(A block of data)
# # # # #
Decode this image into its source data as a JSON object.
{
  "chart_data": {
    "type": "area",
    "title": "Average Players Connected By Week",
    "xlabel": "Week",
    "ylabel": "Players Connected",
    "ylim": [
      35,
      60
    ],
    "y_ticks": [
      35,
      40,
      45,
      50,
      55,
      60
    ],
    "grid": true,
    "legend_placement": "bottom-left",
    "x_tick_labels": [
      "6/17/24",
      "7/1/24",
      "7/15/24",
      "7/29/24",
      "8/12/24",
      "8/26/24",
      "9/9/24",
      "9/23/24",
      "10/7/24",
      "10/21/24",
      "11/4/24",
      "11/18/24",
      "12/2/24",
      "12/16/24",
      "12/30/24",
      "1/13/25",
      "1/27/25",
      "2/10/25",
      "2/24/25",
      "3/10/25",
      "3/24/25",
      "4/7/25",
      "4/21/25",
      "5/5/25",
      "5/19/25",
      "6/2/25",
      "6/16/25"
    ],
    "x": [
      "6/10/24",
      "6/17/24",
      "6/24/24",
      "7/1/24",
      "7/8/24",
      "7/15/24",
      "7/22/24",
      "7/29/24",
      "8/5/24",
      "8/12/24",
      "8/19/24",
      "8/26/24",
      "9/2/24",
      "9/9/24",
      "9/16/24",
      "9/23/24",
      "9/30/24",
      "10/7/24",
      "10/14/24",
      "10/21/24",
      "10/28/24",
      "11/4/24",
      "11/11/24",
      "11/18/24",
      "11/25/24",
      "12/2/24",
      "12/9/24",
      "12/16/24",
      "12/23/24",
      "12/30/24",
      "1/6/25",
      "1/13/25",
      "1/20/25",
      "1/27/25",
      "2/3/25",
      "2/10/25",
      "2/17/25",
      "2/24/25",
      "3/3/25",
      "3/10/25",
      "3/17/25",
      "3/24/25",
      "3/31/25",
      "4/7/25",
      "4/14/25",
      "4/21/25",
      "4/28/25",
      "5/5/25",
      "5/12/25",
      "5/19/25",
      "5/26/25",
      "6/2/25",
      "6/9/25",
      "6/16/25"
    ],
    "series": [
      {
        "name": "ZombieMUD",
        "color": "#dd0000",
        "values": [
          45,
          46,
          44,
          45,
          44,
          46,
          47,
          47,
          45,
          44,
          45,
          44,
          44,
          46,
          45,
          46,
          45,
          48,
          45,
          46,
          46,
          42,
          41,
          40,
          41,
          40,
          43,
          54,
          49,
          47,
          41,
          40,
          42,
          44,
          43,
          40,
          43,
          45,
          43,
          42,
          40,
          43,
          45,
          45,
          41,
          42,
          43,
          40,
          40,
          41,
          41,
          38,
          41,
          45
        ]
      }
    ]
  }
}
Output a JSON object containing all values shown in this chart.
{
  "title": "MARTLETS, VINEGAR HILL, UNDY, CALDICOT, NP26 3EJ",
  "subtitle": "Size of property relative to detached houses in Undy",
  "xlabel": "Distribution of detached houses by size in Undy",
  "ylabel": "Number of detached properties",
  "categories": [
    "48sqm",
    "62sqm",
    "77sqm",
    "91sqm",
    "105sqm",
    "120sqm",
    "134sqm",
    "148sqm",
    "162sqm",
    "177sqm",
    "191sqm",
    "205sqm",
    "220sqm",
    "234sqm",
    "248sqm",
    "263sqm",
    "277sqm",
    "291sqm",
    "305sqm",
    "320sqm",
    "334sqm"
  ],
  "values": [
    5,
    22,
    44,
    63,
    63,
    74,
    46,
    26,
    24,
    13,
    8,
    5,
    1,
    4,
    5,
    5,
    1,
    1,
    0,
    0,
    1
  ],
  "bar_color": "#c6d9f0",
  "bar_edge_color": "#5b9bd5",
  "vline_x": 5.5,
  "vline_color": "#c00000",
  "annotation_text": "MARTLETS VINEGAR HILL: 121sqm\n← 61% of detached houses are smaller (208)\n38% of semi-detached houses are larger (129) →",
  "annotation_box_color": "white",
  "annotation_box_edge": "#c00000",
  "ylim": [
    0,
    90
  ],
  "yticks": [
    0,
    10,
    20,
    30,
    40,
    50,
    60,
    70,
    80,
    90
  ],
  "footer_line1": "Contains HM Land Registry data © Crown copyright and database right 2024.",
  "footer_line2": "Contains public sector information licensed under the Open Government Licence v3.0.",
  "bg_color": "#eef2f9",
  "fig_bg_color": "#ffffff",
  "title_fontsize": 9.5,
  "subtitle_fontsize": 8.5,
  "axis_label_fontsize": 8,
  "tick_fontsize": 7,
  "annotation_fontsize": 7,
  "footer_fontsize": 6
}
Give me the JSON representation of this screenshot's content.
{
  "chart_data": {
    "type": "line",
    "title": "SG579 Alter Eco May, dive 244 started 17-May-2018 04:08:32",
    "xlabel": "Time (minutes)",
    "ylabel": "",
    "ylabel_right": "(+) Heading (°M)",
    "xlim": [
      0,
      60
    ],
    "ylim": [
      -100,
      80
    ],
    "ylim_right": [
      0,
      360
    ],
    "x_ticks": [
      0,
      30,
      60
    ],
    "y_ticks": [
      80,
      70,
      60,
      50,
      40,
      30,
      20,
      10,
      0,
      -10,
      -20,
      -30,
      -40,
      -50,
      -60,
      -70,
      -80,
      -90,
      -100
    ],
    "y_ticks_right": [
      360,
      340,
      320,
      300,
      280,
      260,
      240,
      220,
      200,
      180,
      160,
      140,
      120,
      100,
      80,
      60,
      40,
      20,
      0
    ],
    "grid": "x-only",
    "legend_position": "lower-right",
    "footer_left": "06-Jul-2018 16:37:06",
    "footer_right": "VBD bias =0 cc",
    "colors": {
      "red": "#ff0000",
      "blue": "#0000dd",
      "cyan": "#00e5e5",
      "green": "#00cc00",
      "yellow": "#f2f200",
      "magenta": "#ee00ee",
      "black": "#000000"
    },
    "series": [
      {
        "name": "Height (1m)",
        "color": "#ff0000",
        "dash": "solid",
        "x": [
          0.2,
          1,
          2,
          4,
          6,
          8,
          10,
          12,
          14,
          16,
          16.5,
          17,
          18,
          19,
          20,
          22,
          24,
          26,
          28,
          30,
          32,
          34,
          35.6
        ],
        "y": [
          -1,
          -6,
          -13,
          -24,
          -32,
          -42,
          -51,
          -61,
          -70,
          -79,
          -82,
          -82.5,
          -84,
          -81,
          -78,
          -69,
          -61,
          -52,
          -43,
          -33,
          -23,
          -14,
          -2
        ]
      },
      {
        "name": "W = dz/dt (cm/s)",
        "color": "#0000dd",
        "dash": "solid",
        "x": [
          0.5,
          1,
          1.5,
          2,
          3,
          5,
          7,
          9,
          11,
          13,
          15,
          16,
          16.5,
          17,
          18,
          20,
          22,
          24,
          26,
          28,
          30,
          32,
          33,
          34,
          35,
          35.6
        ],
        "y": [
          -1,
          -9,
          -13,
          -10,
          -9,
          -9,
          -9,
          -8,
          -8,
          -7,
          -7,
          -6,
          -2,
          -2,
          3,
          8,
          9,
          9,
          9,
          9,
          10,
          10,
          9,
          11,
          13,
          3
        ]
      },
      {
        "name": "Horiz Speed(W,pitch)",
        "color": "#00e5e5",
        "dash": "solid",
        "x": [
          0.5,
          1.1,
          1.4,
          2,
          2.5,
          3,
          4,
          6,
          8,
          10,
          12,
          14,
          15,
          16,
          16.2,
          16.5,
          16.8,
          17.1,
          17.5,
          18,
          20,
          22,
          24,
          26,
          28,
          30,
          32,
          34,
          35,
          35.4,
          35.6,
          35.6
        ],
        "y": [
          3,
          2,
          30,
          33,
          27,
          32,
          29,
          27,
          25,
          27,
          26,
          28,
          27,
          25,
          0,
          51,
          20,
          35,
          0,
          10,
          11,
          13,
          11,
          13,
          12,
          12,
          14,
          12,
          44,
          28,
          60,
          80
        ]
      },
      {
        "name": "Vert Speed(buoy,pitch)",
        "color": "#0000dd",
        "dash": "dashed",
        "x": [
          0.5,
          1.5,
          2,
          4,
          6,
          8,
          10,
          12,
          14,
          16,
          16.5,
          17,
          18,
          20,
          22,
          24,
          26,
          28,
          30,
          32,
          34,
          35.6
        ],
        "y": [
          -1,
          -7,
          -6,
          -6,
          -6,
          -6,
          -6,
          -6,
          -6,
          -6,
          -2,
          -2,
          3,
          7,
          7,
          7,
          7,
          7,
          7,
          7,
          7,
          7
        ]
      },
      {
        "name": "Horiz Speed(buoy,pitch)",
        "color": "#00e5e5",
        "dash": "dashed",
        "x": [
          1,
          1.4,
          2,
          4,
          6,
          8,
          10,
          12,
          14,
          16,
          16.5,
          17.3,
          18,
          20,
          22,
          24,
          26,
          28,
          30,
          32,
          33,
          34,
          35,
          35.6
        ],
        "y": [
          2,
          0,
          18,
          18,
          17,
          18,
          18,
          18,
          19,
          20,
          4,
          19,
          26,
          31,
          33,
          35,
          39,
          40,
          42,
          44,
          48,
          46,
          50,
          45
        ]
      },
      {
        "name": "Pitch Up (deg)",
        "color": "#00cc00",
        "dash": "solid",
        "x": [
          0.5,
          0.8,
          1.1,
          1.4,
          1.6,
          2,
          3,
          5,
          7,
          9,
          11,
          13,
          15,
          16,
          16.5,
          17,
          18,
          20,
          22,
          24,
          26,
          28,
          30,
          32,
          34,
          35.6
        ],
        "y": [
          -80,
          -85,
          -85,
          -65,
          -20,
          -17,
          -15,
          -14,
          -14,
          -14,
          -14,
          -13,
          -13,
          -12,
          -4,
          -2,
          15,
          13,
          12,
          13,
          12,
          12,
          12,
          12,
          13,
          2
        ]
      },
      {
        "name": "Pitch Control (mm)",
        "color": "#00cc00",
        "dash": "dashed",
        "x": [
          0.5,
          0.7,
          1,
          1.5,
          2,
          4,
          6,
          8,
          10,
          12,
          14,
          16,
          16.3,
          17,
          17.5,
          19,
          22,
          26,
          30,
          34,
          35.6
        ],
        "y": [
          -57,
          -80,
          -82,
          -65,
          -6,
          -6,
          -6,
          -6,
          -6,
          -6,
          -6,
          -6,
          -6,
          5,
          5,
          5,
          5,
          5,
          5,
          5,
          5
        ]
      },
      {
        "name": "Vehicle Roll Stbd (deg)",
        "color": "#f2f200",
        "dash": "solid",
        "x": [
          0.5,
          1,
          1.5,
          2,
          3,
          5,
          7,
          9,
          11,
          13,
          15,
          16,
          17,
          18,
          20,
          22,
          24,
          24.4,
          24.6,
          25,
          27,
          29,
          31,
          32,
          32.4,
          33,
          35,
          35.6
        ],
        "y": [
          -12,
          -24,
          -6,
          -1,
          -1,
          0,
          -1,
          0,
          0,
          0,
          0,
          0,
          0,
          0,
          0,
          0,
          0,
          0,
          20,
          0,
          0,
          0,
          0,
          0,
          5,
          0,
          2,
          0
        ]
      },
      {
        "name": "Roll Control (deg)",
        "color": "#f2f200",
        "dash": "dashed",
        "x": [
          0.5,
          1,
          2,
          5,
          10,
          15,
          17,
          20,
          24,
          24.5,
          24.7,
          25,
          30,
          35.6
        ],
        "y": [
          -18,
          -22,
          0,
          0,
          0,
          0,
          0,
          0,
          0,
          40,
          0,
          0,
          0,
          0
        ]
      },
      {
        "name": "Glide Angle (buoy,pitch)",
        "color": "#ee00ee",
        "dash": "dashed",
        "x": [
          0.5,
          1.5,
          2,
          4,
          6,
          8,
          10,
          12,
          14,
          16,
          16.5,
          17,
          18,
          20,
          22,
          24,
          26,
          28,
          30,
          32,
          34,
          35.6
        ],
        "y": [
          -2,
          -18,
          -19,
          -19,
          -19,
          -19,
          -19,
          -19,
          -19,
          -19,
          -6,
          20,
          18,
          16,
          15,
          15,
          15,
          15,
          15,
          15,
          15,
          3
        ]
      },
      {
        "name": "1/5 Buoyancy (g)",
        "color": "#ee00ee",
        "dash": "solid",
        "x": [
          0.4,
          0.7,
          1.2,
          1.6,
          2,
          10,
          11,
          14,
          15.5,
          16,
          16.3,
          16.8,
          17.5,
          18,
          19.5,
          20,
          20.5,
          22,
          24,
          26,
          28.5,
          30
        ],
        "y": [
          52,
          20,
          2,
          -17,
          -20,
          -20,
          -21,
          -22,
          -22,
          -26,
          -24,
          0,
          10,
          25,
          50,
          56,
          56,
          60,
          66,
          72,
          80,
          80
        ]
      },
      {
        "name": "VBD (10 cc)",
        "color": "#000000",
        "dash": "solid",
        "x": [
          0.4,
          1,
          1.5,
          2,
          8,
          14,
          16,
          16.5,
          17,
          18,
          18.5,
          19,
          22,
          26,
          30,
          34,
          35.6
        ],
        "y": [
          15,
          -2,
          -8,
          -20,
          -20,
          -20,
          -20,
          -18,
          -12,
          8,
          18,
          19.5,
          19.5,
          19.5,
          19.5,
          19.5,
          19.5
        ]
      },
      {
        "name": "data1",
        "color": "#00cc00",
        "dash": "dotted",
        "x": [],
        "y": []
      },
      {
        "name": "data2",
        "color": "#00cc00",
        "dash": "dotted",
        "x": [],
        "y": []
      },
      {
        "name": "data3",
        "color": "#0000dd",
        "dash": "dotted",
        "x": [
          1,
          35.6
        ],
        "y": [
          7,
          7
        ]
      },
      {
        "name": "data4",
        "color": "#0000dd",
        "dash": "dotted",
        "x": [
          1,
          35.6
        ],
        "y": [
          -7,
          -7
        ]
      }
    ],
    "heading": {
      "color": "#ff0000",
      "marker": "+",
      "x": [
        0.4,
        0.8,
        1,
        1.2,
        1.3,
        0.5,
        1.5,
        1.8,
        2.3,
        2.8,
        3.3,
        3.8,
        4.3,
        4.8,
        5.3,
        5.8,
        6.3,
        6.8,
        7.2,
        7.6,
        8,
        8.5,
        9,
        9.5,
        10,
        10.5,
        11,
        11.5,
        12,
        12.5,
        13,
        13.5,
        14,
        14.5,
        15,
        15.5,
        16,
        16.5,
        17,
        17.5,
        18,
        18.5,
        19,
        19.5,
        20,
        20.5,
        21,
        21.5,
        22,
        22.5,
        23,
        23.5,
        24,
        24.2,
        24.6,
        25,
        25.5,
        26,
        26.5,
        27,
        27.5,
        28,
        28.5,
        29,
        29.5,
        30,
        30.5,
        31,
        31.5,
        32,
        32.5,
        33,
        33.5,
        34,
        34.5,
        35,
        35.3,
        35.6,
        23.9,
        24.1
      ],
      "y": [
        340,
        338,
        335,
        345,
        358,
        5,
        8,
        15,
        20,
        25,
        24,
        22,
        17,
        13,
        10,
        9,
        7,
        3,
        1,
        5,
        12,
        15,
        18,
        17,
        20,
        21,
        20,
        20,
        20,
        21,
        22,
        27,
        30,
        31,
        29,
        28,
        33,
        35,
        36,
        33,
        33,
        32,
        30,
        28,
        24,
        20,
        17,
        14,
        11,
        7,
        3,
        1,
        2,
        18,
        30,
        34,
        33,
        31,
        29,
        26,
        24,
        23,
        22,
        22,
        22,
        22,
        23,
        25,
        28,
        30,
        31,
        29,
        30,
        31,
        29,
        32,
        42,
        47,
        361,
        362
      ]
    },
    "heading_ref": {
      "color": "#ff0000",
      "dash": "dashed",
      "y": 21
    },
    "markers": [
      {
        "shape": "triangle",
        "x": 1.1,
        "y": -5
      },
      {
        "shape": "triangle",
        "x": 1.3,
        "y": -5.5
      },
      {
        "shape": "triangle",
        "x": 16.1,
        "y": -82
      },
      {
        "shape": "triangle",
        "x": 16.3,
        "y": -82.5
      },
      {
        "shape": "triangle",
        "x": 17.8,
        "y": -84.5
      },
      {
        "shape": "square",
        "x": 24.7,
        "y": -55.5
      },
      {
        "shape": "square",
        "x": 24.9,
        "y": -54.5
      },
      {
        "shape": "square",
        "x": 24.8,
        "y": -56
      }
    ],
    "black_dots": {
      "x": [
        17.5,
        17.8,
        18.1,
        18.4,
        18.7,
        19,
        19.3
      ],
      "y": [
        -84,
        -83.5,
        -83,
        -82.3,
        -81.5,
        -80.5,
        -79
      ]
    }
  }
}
# # # # #
#### DO THIS:
Track down every line with the word "HILL" and copy it.

#### PROBLEM SOLUTION:
  "title": "MARTLETS, VINEGAR HILL, UNDY, CALDICOT, NP26 3EJ",
  "annotation_text": "MARTLETS VINEGAR HILL: 121sqm\n← 61% of detached houses are smaller (208)\n38% of semi-detached houses are larger (129) →",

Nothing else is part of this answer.